**INSTRUCTIONS FOR THE TASK**
Copy every entry exactly as given, minus the images.

Stored data:
——————

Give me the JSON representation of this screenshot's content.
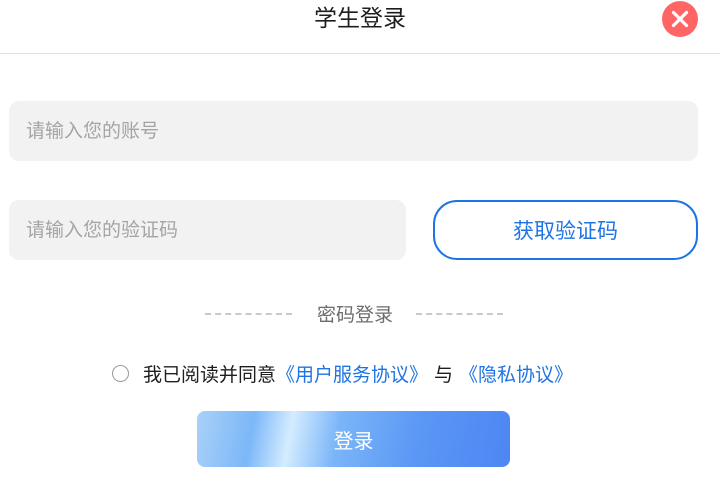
{
  "header": {
    "title": "学生登录"
  },
  "form": {
    "account_placeholder": "请输入您的账号",
    "code_placeholder": "请输入您的验证码",
    "get_code_label": "获取验证码"
  },
  "divider": {
    "label": "密码登录"
  },
  "agreement": {
    "prefix": "我已阅读并同意",
    "service_link": "《用户服务协议》",
    "conjunction": "与",
    "privacy_link": "《隐私协议》",
    "checked": false
  },
  "login": {
    "label": "登录"
  },
  "colors": {
    "accent": "#1e74e4",
    "close": "#ff6565",
    "input_bg": "#f2f2f2"
  },
  "icons": {
    "close": "close-icon"
  }
}
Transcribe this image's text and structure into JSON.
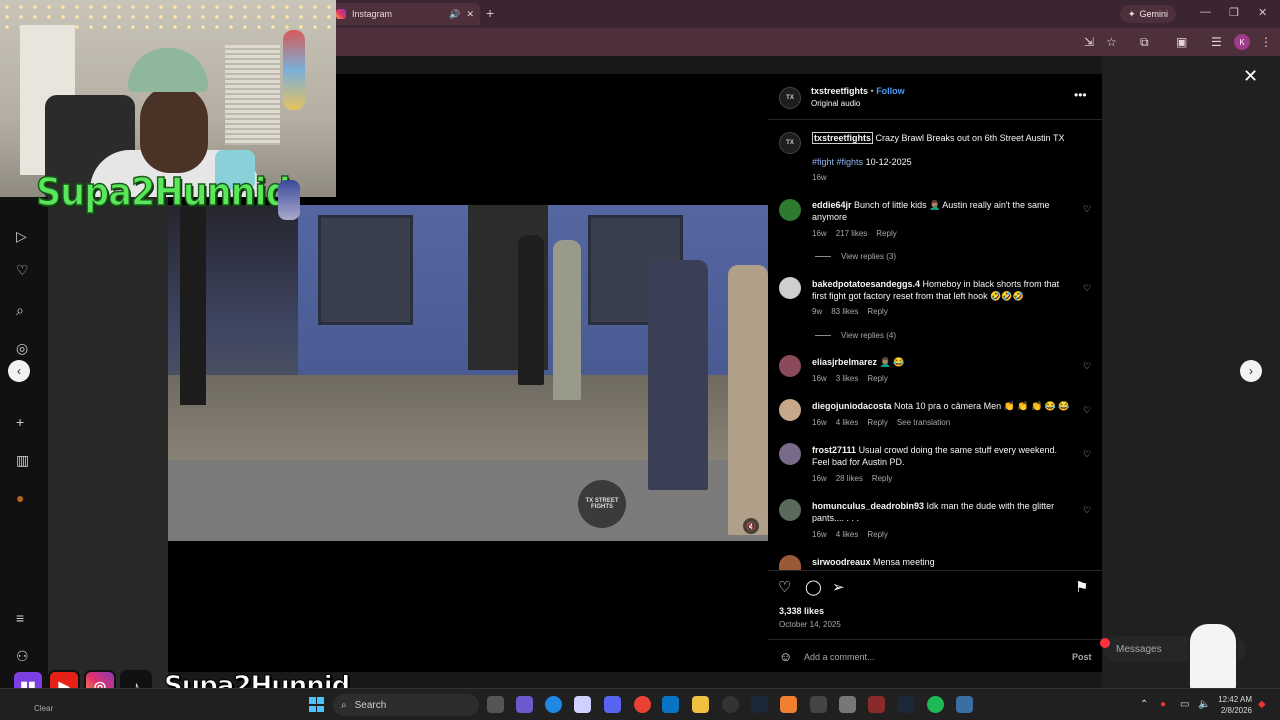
{
  "browser": {
    "tab_title": "Instagram",
    "new_tab": "+",
    "gemini_label": "Gemini",
    "profile_initial": "K",
    "window_controls": [
      "—",
      "❐",
      "✕"
    ]
  },
  "post": {
    "author": "txstreetfights",
    "follow_label": "Follow",
    "audio": "Original audio",
    "avatar_text": "TX",
    "caption_author": "txstreetfights",
    "caption_text": "Crazy Brawl Breaks out on 6th Street Austin TX",
    "hashtags": "#fight #fights",
    "caption_date": "10-12-2025",
    "caption_age": "16w",
    "video_logo_text": "TX STREET FIGHTS",
    "likes": "3,338 likes",
    "date": "October 14, 2025",
    "comment_placeholder": "Add a comment...",
    "post_label": "Post"
  },
  "comments": [
    {
      "user": "eddie64jr",
      "text": "Bunch of little kids 🤦🏽‍♂️ Austin really ain't the same anymore",
      "age": "16w",
      "likes": "217 likes",
      "reply": "Reply",
      "view_replies": "View replies (3)",
      "avatar_color": "#2e7a2e"
    },
    {
      "user": "bakedpotatoesandeggs.4",
      "text": "Homeboy in black shorts from that first fight got factory reset from that left hook 🤣🤣🤣",
      "age": "9w",
      "likes": "83 likes",
      "reply": "Reply",
      "view_replies": "View replies (4)",
      "avatar_color": "#cfcfcf"
    },
    {
      "user": "eliasjrbelmarez",
      "text": "🤦🏽‍♂️ 😂",
      "age": "16w",
      "likes": "3 likes",
      "reply": "Reply",
      "avatar_color": "#8a4a5a"
    },
    {
      "user": "diegojuniodacosta",
      "text": "Nota 10 pra o câmera Men 👏 👏 👏 😂 😂",
      "age": "16w",
      "likes": "4 likes",
      "reply": "Reply",
      "translate": "See translation",
      "avatar_color": "#c7a88a"
    },
    {
      "user": "frost27111",
      "text": "Usual crowd doing the same stuff every weekend. Feel bad for Austin PD.",
      "age": "16w",
      "likes": "28 likes",
      "reply": "Reply",
      "avatar_color": "#7a6a8a"
    },
    {
      "user": "homunculus_deadrobin93",
      "text": "Idk man the dude with the glitter pants.... . . .",
      "age": "16w",
      "likes": "4 likes",
      "reply": "Reply",
      "avatar_color": "#5a6a5a"
    },
    {
      "user": "sirwoodreaux",
      "text": "Mensa meeting",
      "avatar_color": "#9a5a3a"
    }
  ],
  "overlay": {
    "streamer_name": "Supa2Hunnid",
    "social_name": "Supa2Hunnid"
  },
  "messages_label": "Messages",
  "taskbar": {
    "search_placeholder": "Search",
    "time": "12:42 AM",
    "date": "2/8/2026",
    "clear_label": "Clear"
  }
}
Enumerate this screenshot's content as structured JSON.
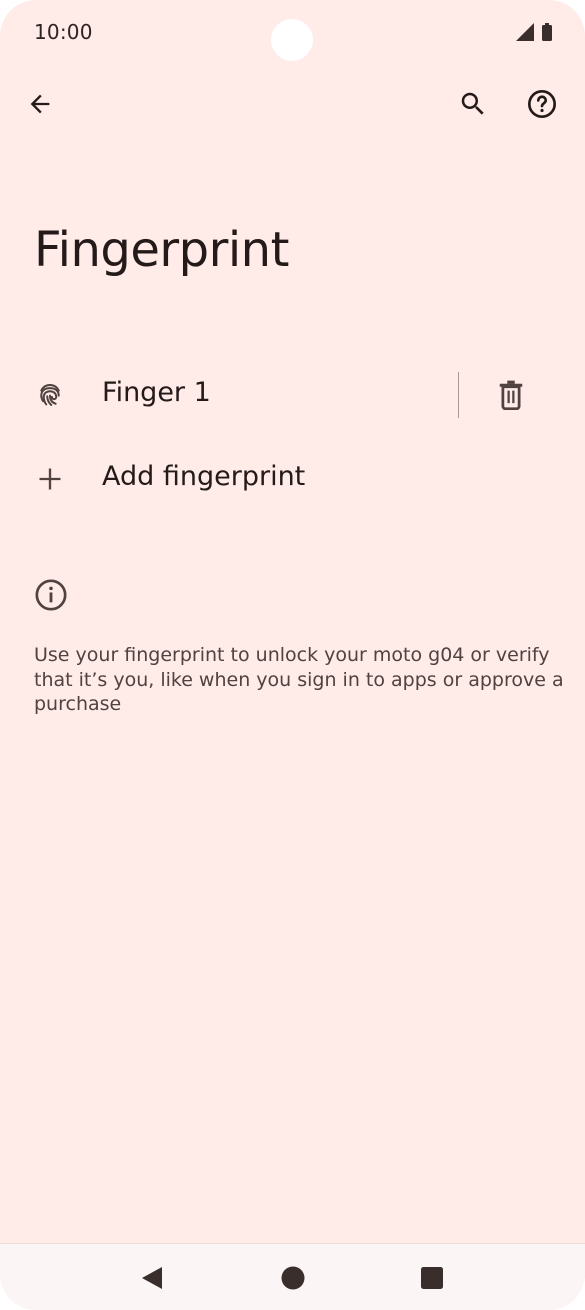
{
  "status_bar": {
    "time": "10:00",
    "icons": [
      "signal-icon",
      "battery-icon"
    ]
  },
  "toolbar": {
    "back_icon": "arrow-back-icon",
    "search_icon": "search-icon",
    "help_icon": "help-icon"
  },
  "page": {
    "title": "Fingerprint"
  },
  "fingerprints": [
    {
      "label": "Finger 1",
      "icon": "fingerprint-icon",
      "action_icon": "trash-icon"
    }
  ],
  "add_fingerprint": {
    "label": "Add fingerprint",
    "icon": "plus-icon"
  },
  "info": {
    "icon": "info-icon",
    "text": "Use your fingerprint to unlock your moto g04 or verify that it’s you, like when you sign in to apps or approve a purchase"
  },
  "nav_bar": {
    "buttons": [
      "back-triangle-icon",
      "home-circle-icon",
      "recents-square-icon"
    ]
  },
  "colors": {
    "background": "#ffebe8",
    "text_primary": "#231a19",
    "text_secondary": "#4f4240",
    "nav_background": "#fbf5f5"
  }
}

——————

**ANSWER FOR THE TASK**
Give me the JSON representation of this screenshot's content.
{
  "header": {
    "title": "学生登录"
  },
  "form": {
    "account_placeholder": "请输入您的账号",
    "code_placeholder": "请输入您的验证码",
    "get_code_label": "获取验证码"
  },
  "divider": {
    "label": "密码登录"
  },
  "agreement": {
    "prefix": "我已阅读并同意",
    "service_link": "《用户服务协议》",
    "conjunction": "与",
    "privacy_link": "《隐私协议》",
    "checked": false
  },
  "login": {
    "label": "登录"
  },
  "colors": {
    "accent": "#1e74e4",
    "close": "#ff6565",
    "input_bg": "#f2f2f2"
  },
  "icons": {
    "close": "close-icon"
  }
}
Transcribe this image's text and structure into JSON.
{
  "browser": {
    "tab_title": "Instagram",
    "new_tab": "+",
    "gemini_label": "Gemini",
    "profile_initial": "K",
    "window_controls": [
      "—",
      "❐",
      "✕"
    ]
  },
  "post": {
    "author": "txstreetfights",
    "follow_label": "Follow",
    "audio": "Original audio",
    "avatar_text": "TX",
    "caption_author": "txstreetfights",
    "caption_text": "Crazy Brawl Breaks out on 6th Street Austin TX",
    "hashtags": "#fight #fights",
    "caption_date": "10-12-2025",
    "caption_age": "16w",
    "video_logo_text": "TX STREET FIGHTS",
    "likes": "3,338 likes",
    "date": "October 14, 2025",
    "comment_placeholder": "Add a comment...",
    "post_label": "Post"
  },
  "comments": [
    {
      "user": "eddie64jr",
      "text": "Bunch of little kids 🤦🏽‍♂️ Austin really ain't the same anymore",
      "age": "16w",
      "likes": "217 likes",
      "reply": "Reply",
      "view_replies": "View replies (3)",
      "avatar_color": "#2e7a2e"
    },
    {
      "user": "bakedpotatoesandeggs.4",
      "text": "Homeboy in black shorts from that first fight got factory reset from that left hook 🤣🤣🤣",
      "age": "9w",
      "likes": "83 likes",
      "reply": "Reply",
      "view_replies": "View replies (4)",
      "avatar_color": "#cfcfcf"
    },
    {
      "user": "eliasjrbelmarez",
      "text": "🤦🏽‍♂️ 😂",
      "age": "16w",
      "likes": "3 likes",
      "reply": "Reply",
      "avatar_color": "#8a4a5a"
    },
    {
      "user": "diegojuniodacosta",
      "text": "Nota 10 pra o câmera Men 👏 👏 👏 😂 😂",
      "age": "16w",
      "likes": "4 likes",
      "reply": "Reply",
      "translate": "See translation",
      "avatar_color": "#c7a88a"
    },
    {
      "user": "frost27111",
      "text": "Usual crowd doing the same stuff every weekend. Feel bad for Austin PD.",
      "age": "16w",
      "likes": "28 likes",
      "reply": "Reply",
      "avatar_color": "#7a6a8a"
    },
    {
      "user": "homunculus_deadrobin93",
      "text": "Idk man the dude with the glitter pants.... . . .",
      "age": "16w",
      "likes": "4 likes",
      "reply": "Reply",
      "avatar_color": "#5a6a5a"
    },
    {
      "user": "sirwoodreaux",
      "text": "Mensa meeting",
      "avatar_color": "#9a5a3a"
    }
  ],
  "overlay": {
    "streamer_name": "Supa2Hunnid",
    "social_name": "Supa2Hunnid"
  },
  "messages_label": "Messages",
  "taskbar": {
    "search_placeholder": "Search",
    "time": "12:42 AM",
    "date": "2/8/2026",
    "clear_label": "Clear"
  }
}
Enumerate this screenshot's content as structured JSON.
{
  "status_bar": {
    "time": "10:00",
    "icons": [
      "signal-icon",
      "battery-icon"
    ]
  },
  "toolbar": {
    "back_icon": "arrow-back-icon",
    "search_icon": "search-icon",
    "help_icon": "help-icon"
  },
  "page": {
    "title": "Fingerprint"
  },
  "fingerprints": [
    {
      "label": "Finger 1",
      "icon": "fingerprint-icon",
      "action_icon": "trash-icon"
    }
  ],
  "add_fingerprint": {
    "label": "Add fingerprint",
    "icon": "plus-icon"
  },
  "info": {
    "icon": "info-icon",
    "text": "Use your fingerprint to unlock your moto g04 or verify that it’s you, like when you sign in to apps or approve a purchase"
  },
  "nav_bar": {
    "buttons": [
      "back-triangle-icon",
      "home-circle-icon",
      "recents-square-icon"
    ]
  },
  "colors": {
    "background": "#ffebe8",
    "text_primary": "#231a19",
    "text_secondary": "#4f4240",
    "nav_background": "#fbf5f5"
  }
}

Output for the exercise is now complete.